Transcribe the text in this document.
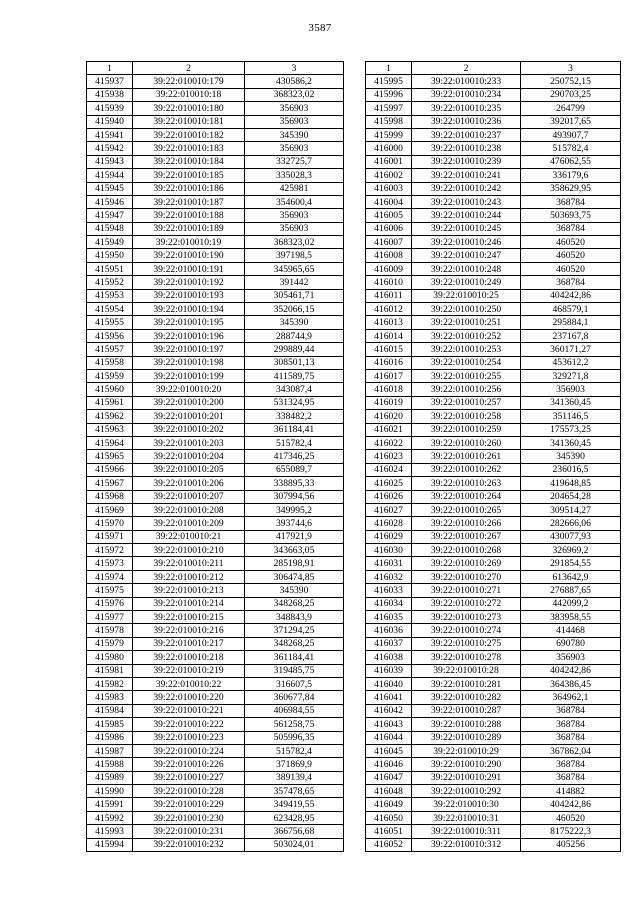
3587
1	2	3
415937	39:22:010010:179	430586,2
415938	39:22:010010:18	368323,02
415939	39:22:010010:180	356903
415940	39:22:010010:181	356903
415941	39:22:010010:182	345390
415942	39:22:010010:183	356903
415943	39:22:010010:184	332725,7
415944	39:22:010010:185	335028,3
415945	39:22:010010:186	425981
415946	39:22:010010:187	354600,4
415947	39:22:010010:188	356903
415948	39:22:010010:189	356903
415949	39:22:010010:19	368323,02
415950	39:22:010010:190	397198,5
415951	39:22:010010:191	345965,65
415952	39:22:010010:192	391442
415953	39:22:010010:193	305461,71
415954	39:22:010010:194	352066,15
415955	39:22:010010:195	345390
415956	39:22:010010:196	288744,9
415957	39:22:010010:197	299889,44
415958	39:22:010010:198	308501,13
415959	39:22:010010:199	411589,75
415960	39:22:010010:20	343087,4
415961	39:22:010010:200	531324,95
415962	39:22:010010:201	338482,2
415963	39:22:010010:202	361184,41
415964	39:22:010010:203	515782,4
415965	39:22:010010:204	417346,25
415966	39:22:010010:205	655089,7
415967	39:22:010010:206	338895,33
415968	39:22:010010:207	307994,56
415969	39:22:010010:208	349995,2
415970	39:22:010010:209	393744,6
415971	39:22:010010:21	417921,9
415972	39:22:010010:210	343663,05
415973	39:22:010010:211	285198,91
415974	39:22:010010:212	306474,85
415975	39:22:010010:213	345390
415976	39:22:010010:214	348268,25
415977	39:22:010010:215	348843,9
415978	39:22:010010:216	371294,25
415979	39:22:010010:217	348268,25
415980	39:22:010010:218	361184,41
415981	39:22:010010:219	319485,75
415982	39:22:010010:22	316607,5
415983	39:22:010010:220	360677,84
415984	39:22:010010:221	406984,55
415985	39:22:010010:222	561258,75
415986	39:22:010010:223	505996,35
415987	39:22:010010:224	515782,4
415988	39:22:010010:226	371869,9
415989	39:22:010010:227	389139,4
415990	39:22:010010:228	357478,65
415991	39:22:010010:229	349419,55
415992	39:22:010010:230	623428,95
415993	39:22:010010:231	366756,68
415994	39:22:010010:232	503024,01
1	2	3
415995	39:22:010010:233	250752,15
415996	39:22:010010:234	290703,25
415997	39:22:010010:235	264799
415998	39:22:010010:236	392017,65
415999	39:22:010010:237	493907,7
416000	39:22:010010:238	515782,4
416001	39:22:010010:239	476062,55
416002	39:22:010010:241	336179,6
416003	39:22:010010:242	358629,95
416004	39:22:010010:243	368784
416005	39:22:010010:244	503693,75
416006	39:22:010010:245	368784
416007	39:22:010010:246	460520
416008	39:22:010010:247	460520
416009	39:22:010010:248	460520
416010	39:22:010010:249	368784
416011	39:22:010010:25	404242,86
416012	39:22:010010:250	468579,1
416013	39:22:010010:251	295884,1
416014	39:22:010010:252	237167,8
416015	39:22:010010:253	360171,27
416016	39:22:010010:254	453612,2
416017	39:22:010010:255	329271,8
416018	39:22:010010:256	356903
416019	39:22:010010:257	341360,45
416020	39:22:010010:258	351146,5
416021	39:22:010010:259	175573,25
416022	39:22:010010:260	341360,45
416023	39:22:010010:261	345390
416024	39:22:010010:262	236016,5
416025	39:22:010010:263	419648,85
416026	39:22:010010:264	204654,28
416027	39:22:010010:265	309514,27
416028	39:22:010010:266	282666,06
416029	39:22:010010:267	430077,93
416030	39:22:010010:268	326969,2
416031	39:22:010010:269	291854,55
416032	39:22:010010:270	613642,9
416033	39:22:010010:271	276887,65
416034	39:22:010010:272	442099,2
416035	39:22:010010:273	383958,55
416036	39:22:010010:274	414468
416037	39:22:010010:275	690780
416038	39:22:010010:278	356903
416039	39:22:010010:28	404242,86
416040	39:22:010010:281	364386,45
416041	39:22:010010:282	364962,1
416042	39:22:010010:287	368784
416043	39:22:010010:288	368784
416044	39:22:010010:289	368784
416045	39:22:010010:29	367862,04
416046	39:22:010010:290	368784
416047	39:22:010010:291	368784
416048	39:22:010010:292	414882
416049	39:22:010010:30	404242,86
416050	39:22:010010:31	460520
416051	39:22:010010:311	8175222,3
416052	39:22:010010:312	405256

______

Reproduce every record word for word. The copy must contain no pictures.

Transcribe the text in this document.
3587
1	2	3
415937	39:22:010010:179	430586,2
415938	39:22:010010:18	368323,02
415939	39:22:010010:180	356903
415940	39:22:010010:181	356903
415941	39:22:010010:182	345390
415942	39:22:010010:183	356903
415943	39:22:010010:184	332725,7
415944	39:22:010010:185	335028,3
415945	39:22:010010:186	425981
415946	39:22:010010:187	354600,4
415947	39:22:010010:188	356903
415948	39:22:010010:189	356903
415949	39:22:010010:19	368323,02
415950	39:22:010010:190	397198,5
415951	39:22:010010:191	345965,65
415952	39:22:010010:192	391442
415953	39:22:010010:193	305461,71
415954	39:22:010010:194	352066,15
415955	39:22:010010:195	345390
415956	39:22:010010:196	288744,9
415957	39:22:010010:197	299889,44
415958	39:22:010010:198	308501,13
415959	39:22:010010:199	411589,75
415960	39:22:010010:20	343087,4
415961	39:22:010010:200	531324,95
415962	39:22:010010:201	338482,2
415963	39:22:010010:202	361184,41
415964	39:22:010010:203	515782,4
415965	39:22:010010:204	417346,25
415966	39:22:010010:205	655089,7
415967	39:22:010010:206	338895,33
415968	39:22:010010:207	307994,56
415969	39:22:010010:208	349995,2
415970	39:22:010010:209	393744,6
415971	39:22:010010:21	417921,9
415972	39:22:010010:210	343663,05
415973	39:22:010010:211	285198,91
415974	39:22:010010:212	306474,85
415975	39:22:010010:213	345390
415976	39:22:010010:214	348268,25
415977	39:22:010010:215	348843,9
415978	39:22:010010:216	371294,25
415979	39:22:010010:217	348268,25
415980	39:22:010010:218	361184,41
415981	39:22:010010:219	319485,75
415982	39:22:010010:22	316607,5
415983	39:22:010010:220	360677,84
415984	39:22:010010:221	406984,55
415985	39:22:010010:222	561258,75
415986	39:22:010010:223	505996,35
415987	39:22:010010:224	515782,4
415988	39:22:010010:226	371869,9
415989	39:22:010010:227	389139,4
415990	39:22:010010:228	357478,65
415991	39:22:010010:229	349419,55
415992	39:22:010010:230	623428,95
415993	39:22:010010:231	366756,68
415994	39:22:010010:232	503024,01
1	2	3
415995	39:22:010010:233	250752,15
415996	39:22:010010:234	290703,25
415997	39:22:010010:235	264799
415998	39:22:010010:236	392017,65
415999	39:22:010010:237	493907,7
416000	39:22:010010:238	515782,4
416001	39:22:010010:239	476062,55
416002	39:22:010010:241	336179,6
416003	39:22:010010:242	358629,95
416004	39:22:010010:243	368784
416005	39:22:010010:244	503693,75
416006	39:22:010010:245	368784
416007	39:22:010010:246	460520
416008	39:22:010010:247	460520
416009	39:22:010010:248	460520
416010	39:22:010010:249	368784
416011	39:22:010010:25	404242,86
416012	39:22:010010:250	468579,1
416013	39:22:010010:251	295884,1
416014	39:22:010010:252	237167,8
416015	39:22:010010:253	360171,27
416016	39:22:010010:254	453612,2
416017	39:22:010010:255	329271,8
416018	39:22:010010:256	356903
416019	39:22:010010:257	341360,45
416020	39:22:010010:258	351146,5
416021	39:22:010010:259	175573,25
416022	39:22:010010:260	341360,45
416023	39:22:010010:261	345390
416024	39:22:010010:262	236016,5
416025	39:22:010010:263	419648,85
416026	39:22:010010:264	204654,28
416027	39:22:010010:265	309514,27
416028	39:22:010010:266	282666,06
416029	39:22:010010:267	430077,93
416030	39:22:010010:268	326969,2
416031	39:22:010010:269	291854,55
416032	39:22:010010:270	613642,9
416033	39:22:010010:271	276887,65
416034	39:22:010010:272	442099,2
416035	39:22:010010:273	383958,55
416036	39:22:010010:274	414468
416037	39:22:010010:275	690780
416038	39:22:010010:278	356903
416039	39:22:010010:28	404242,86
416040	39:22:010010:281	364386,45
416041	39:22:010010:282	364962,1
416042	39:22:010010:287	368784
416043	39:22:010010:288	368784
416044	39:22:010010:289	368784
416045	39:22:010010:29	367862,04
416046	39:22:010010:290	368784
416047	39:22:010010:291	368784
416048	39:22:010010:292	414882
416049	39:22:010010:30	404242,86
416050	39:22:010010:31	460520
416051	39:22:010010:311	8175222,3
416052	39:22:010010:312	405256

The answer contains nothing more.